* Brief
Take the records below and write them out again exactly.

(Dataset rows of page text)

____________________

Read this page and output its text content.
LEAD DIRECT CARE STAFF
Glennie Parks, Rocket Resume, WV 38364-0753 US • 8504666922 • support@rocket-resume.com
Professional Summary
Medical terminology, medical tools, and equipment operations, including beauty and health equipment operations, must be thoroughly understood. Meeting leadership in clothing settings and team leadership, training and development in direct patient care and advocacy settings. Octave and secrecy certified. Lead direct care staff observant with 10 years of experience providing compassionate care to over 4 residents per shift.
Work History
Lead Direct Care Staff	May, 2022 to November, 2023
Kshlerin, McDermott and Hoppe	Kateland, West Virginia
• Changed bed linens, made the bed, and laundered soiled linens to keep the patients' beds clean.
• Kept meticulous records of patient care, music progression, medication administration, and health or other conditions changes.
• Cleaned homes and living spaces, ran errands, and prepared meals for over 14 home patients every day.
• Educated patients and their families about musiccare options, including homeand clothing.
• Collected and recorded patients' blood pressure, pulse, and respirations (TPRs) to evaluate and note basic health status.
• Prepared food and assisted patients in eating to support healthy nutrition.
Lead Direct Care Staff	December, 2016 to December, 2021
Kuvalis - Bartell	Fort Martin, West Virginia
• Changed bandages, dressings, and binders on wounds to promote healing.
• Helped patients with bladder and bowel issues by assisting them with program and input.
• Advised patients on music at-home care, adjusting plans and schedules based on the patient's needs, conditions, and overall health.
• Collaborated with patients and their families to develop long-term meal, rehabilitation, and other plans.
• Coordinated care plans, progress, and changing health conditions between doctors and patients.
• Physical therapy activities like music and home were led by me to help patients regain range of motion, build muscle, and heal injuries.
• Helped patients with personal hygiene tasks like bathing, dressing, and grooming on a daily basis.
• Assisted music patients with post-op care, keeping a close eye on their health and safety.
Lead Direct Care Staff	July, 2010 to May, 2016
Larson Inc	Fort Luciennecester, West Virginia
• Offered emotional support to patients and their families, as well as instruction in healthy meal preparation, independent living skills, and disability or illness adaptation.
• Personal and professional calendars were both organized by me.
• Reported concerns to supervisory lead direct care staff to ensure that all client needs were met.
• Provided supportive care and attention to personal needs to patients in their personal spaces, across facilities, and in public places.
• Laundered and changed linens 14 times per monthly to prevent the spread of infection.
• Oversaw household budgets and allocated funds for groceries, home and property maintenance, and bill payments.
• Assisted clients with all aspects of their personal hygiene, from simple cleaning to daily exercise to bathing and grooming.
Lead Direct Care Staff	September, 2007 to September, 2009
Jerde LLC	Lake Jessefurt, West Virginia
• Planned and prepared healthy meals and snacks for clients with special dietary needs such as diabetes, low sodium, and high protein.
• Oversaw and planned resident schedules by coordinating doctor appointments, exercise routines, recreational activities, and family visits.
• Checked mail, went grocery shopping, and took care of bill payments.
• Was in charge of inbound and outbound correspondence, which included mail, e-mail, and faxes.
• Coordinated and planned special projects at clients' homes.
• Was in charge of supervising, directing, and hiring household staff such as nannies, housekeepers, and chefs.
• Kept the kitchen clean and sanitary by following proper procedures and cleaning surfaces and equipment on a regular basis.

____________________

* Solution below
Read this page and output its text content.
LEAD DIRECT CARE STAFF
Glennie Parks, Rocket Resume, WV 38364-0753 US • 8504666922 • support@rocket-resume.com
Professional Summary
Medical terminology, medical tools, and equipment operations, including beauty and health equipment operations, must be thoroughly understood. Meeting leadership in clothing settings and team leadership, training and development in direct patient care and advocacy settings. Octave and secrecy certified. Lead direct care staff observant with 10 years of experience providing compassionate care to over 4 residents per shift.
Work History
Lead Direct Care Staff	May, 2022 to November, 2023
Kshlerin, McDermott and Hoppe	Kateland, West Virginia
• Changed bed linens, made the bed, and laundered soiled linens to keep the patients' beds clean.
• Kept meticulous records of patient care, music progression, medication administration, and health or other conditions changes.
• Cleaned homes and living spaces, ran errands, and prepared meals for over 14 home patients every day.
• Educated patients and their families about musiccare options, including homeand clothing.
• Collected and recorded patients' blood pressure, pulse, and respirations (TPRs) to evaluate and note basic health status.
• Prepared food and assisted patients in eating to support healthy nutrition.
Lead Direct Care Staff	December, 2016 to December, 2021
Kuvalis - Bartell	Fort Martin, West Virginia
• Changed bandages, dressings, and binders on wounds to promote healing.
• Helped patients with bladder and bowel issues by assisting them with program and input.
• Advised patients on music at-home care, adjusting plans and schedules based on the patient's needs, conditions, and overall health.
• Collaborated with patients and their families to develop long-term meal, rehabilitation, and other plans.
• Coordinated care plans, progress, and changing health conditions between doctors and patients.
• Physical therapy activities like music and home were led by me to help patients regain range of motion, build muscle, and heal injuries.
• Helped patients with personal hygiene tasks like bathing, dressing, and grooming on a daily basis.
• Assisted music patients with post-op care, keeping a close eye on their health and safety.
Lead Direct Care Staff	July, 2010 to May, 2016
Larson Inc	Fort Luciennecester, West Virginia
• Offered emotional support to patients and their families, as well as instruction in healthy meal preparation, independent living skills, and disability or illness adaptation.
• Personal and professional calendars were both organized by me.
• Reported concerns to supervisory lead direct care staff to ensure that all client needs were met.
• Provided supportive care and attention to personal needs to patients in their personal spaces, across facilities, and in public places.
• Laundered and changed linens 14 times per monthly to prevent the spread of infection.
• Oversaw household budgets and allocated funds for groceries, home and property maintenance, and bill payments.
• Assisted clients with all aspects of their personal hygiene, from simple cleaning to daily exercise to bathing and grooming.
Lead Direct Care Staff	September, 2007 to September, 2009
Jerde LLC	Lake Jessefurt, West Virginia
• Planned and prepared healthy meals and snacks for clients with special dietary needs such as diabetes, low sodium, and high protein.
• Oversaw and planned resident schedules by coordinating doctor appointments, exercise routines, recreational activities, and family visits.
• Checked mail, went grocery shopping, and took care of bill payments.
• Was in charge of inbound and outbound correspondence, which included mail, e-mail, and faxes.
• Coordinated and planned special projects at clients' homes.
• Was in charge of supervising, directing, and hiring household staff such as nannies, housekeepers, and chefs.
• Kept the kitchen clean and sanitary by following proper procedures and cleaning surfaces and equipment on a regular basis.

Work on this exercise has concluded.